(Bounding box entries)
---

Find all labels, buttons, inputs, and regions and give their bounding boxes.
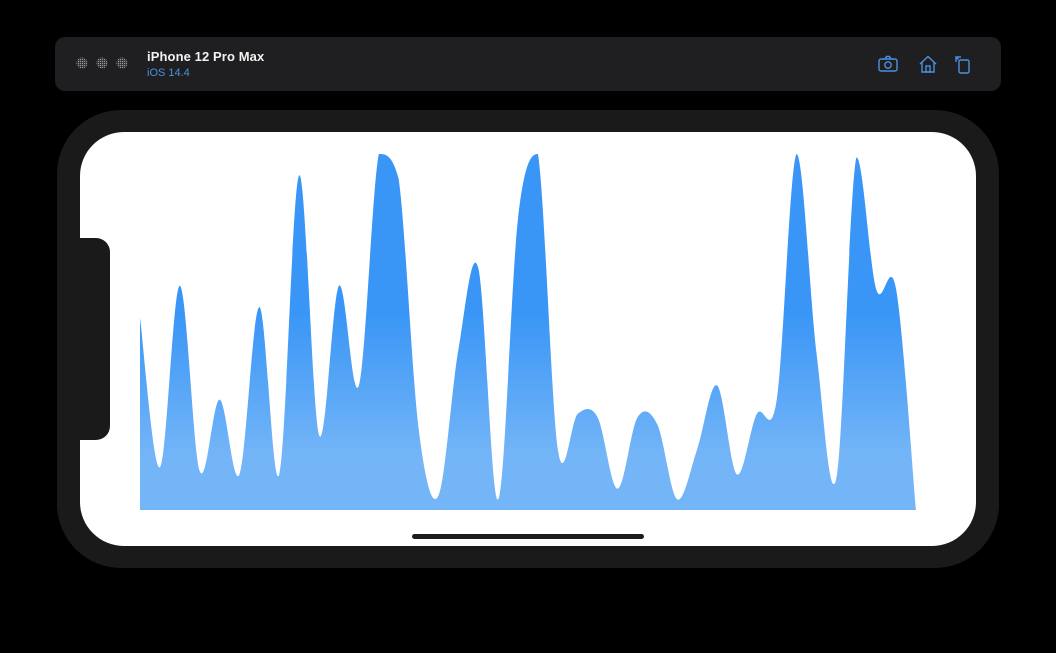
home-indicator[interactable] (412, 534, 644, 539)
area-series (140, 154, 916, 510)
area-chart (140, 154, 916, 510)
hatched-circle-icon (76, 57, 88, 69)
home-icon (919, 55, 937, 73)
screenshot-button[interactable] (877, 53, 899, 75)
rotate-icon (955, 56, 970, 74)
simulator-toolbar: iPhone 12 Pro Max iOS 14.4 (55, 37, 1001, 91)
device-name: iPhone 12 Pro Max (147, 49, 265, 64)
hatched-circle-icon (116, 57, 128, 69)
hatched-circle-icon (96, 57, 108, 69)
sensor-housing (79, 238, 110, 440)
close-window-button[interactable] (76, 57, 88, 69)
device-screen (80, 132, 976, 546)
os-version: iOS 14.4 (147, 67, 190, 79)
minimize-window-button[interactable] (96, 57, 108, 69)
rotate-button[interactable] (952, 53, 974, 75)
zoom-window-button[interactable] (116, 57, 128, 69)
home-button[interactable] (917, 53, 939, 75)
camera-icon (878, 55, 898, 72)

---

▸ **WHAT IS ASKED**:
Rewrite every line of the data above as a numbered list, skipping any blank lines. Leave the picture out of your answer.

▸ **SOLUTION TO THIS TASK**:
1. Find all labels, buttons, inputs, and regions and give their bounding boxes.
2. home-indicator[interactable] (412, 534, 644, 539)
3. area-series (140, 154, 916, 510)
4. area-chart (140, 154, 916, 510)
5. hatched-circle-icon (76, 57, 88, 69)
6. home-icon (919, 55, 937, 73)
7. screenshot-button[interactable] (877, 53, 899, 75)
8. rotate-icon (955, 56, 970, 74)
9. simulator-toolbar: iPhone 12 Pro Max iOS 14.4 (55, 37, 1001, 91)
10. device-name: iPhone 12 Pro Max (147, 49, 265, 64)
11. hatched-circle-icon (116, 57, 128, 69)
12. hatched-circle-icon (96, 57, 108, 69)
13. sensor-housing (79, 238, 110, 440)
14. close-window-button[interactable] (76, 57, 88, 69)
15. device-screen (80, 132, 976, 546)
16. os-version: iOS 14.4 (147, 67, 190, 79)
17. minimize-window-button[interactable] (96, 57, 108, 69)
18. rotate-button[interactable] (952, 53, 974, 75)
19. zoom-window-button[interactable] (116, 57, 128, 69)
20. home-button[interactable] (917, 53, 939, 75)
21. camera-icon (878, 55, 898, 72)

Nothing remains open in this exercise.